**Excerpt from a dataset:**
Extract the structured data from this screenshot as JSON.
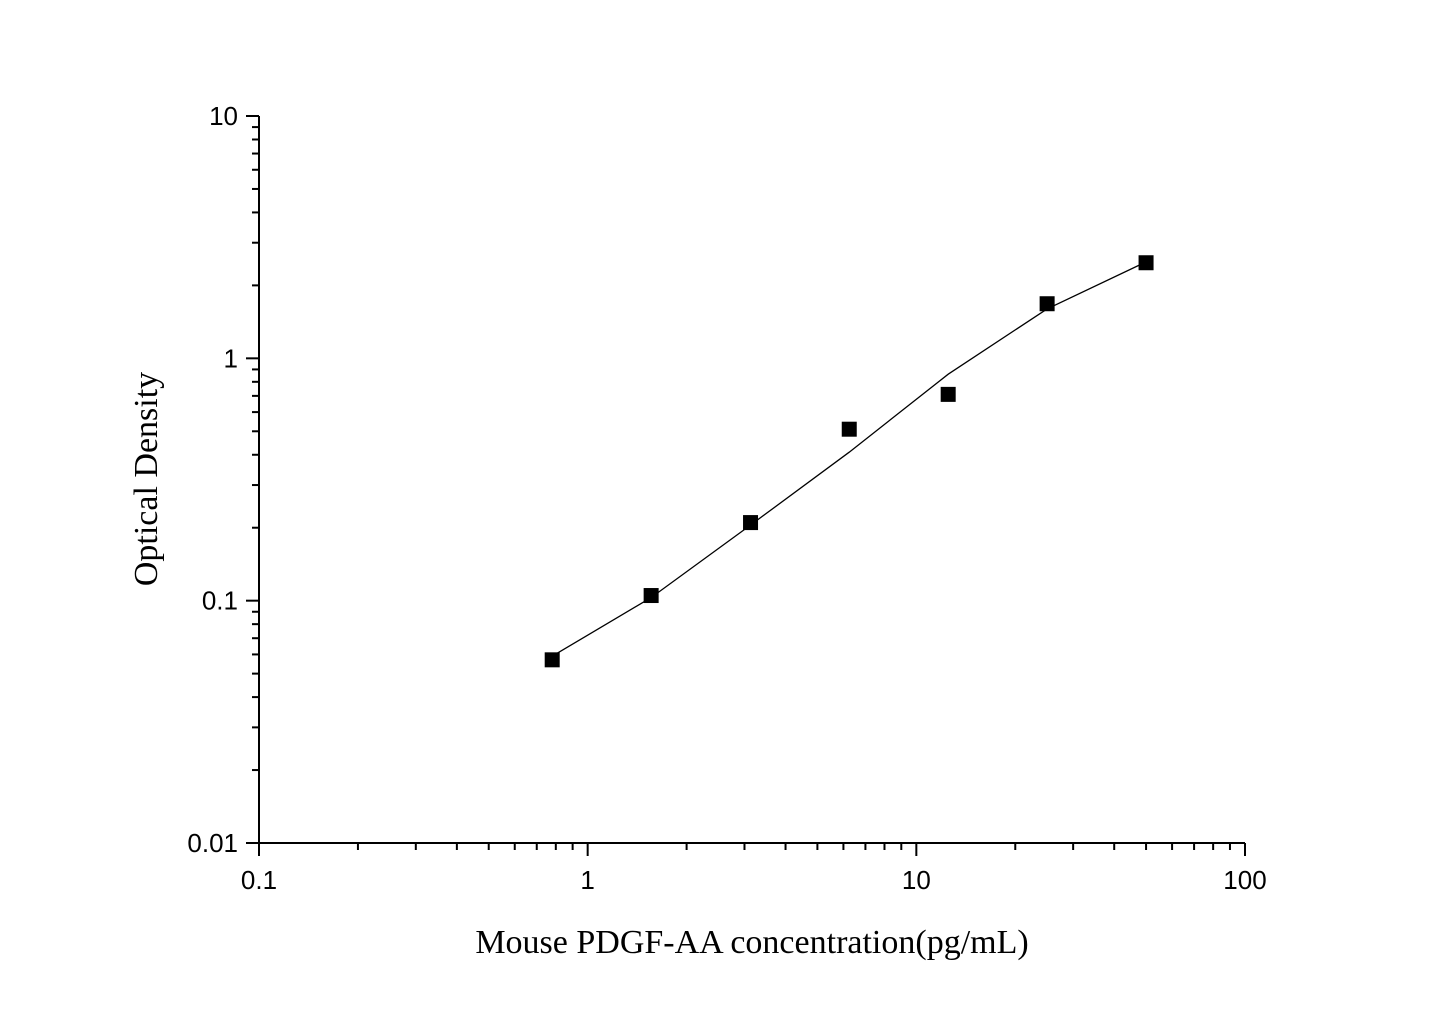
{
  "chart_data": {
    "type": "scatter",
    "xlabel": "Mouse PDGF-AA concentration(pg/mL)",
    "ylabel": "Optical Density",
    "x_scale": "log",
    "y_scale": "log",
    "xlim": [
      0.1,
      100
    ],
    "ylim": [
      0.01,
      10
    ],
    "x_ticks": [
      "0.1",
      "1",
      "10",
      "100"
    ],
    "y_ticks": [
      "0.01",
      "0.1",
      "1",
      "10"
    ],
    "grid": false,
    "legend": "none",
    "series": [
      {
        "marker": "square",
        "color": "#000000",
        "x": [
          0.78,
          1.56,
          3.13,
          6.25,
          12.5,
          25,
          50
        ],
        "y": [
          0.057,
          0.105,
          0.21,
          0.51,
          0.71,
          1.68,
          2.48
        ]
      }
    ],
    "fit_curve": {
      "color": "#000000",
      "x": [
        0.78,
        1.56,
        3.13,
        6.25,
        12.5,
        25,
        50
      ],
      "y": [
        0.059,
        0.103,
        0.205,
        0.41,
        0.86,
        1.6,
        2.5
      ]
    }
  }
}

**PROBLEM DETAILS:**
Your task is to retype all the entries exactly and leave out any pictures.

**PROBLEM SOLUTION:**
Extract the structured data from this screenshot as JSON.
{
  "chart_data": {
    "type": "scatter",
    "xlabel": "Mouse PDGF-AA concentration(pg/mL)",
    "ylabel": "Optical Density",
    "x_scale": "log",
    "y_scale": "log",
    "xlim": [
      0.1,
      100
    ],
    "ylim": [
      0.01,
      10
    ],
    "x_ticks": [
      "0.1",
      "1",
      "10",
      "100"
    ],
    "y_ticks": [
      "0.01",
      "0.1",
      "1",
      "10"
    ],
    "grid": false,
    "legend": "none",
    "series": [
      {
        "marker": "square",
        "color": "#000000",
        "x": [
          0.78,
          1.56,
          3.13,
          6.25,
          12.5,
          25,
          50
        ],
        "y": [
          0.057,
          0.105,
          0.21,
          0.51,
          0.71,
          1.68,
          2.48
        ]
      }
    ],
    "fit_curve": {
      "color": "#000000",
      "x": [
        0.78,
        1.56,
        3.13,
        6.25,
        12.5,
        25,
        50
      ],
      "y": [
        0.059,
        0.103,
        0.205,
        0.41,
        0.86,
        1.6,
        2.5
      ]
    }
  }
}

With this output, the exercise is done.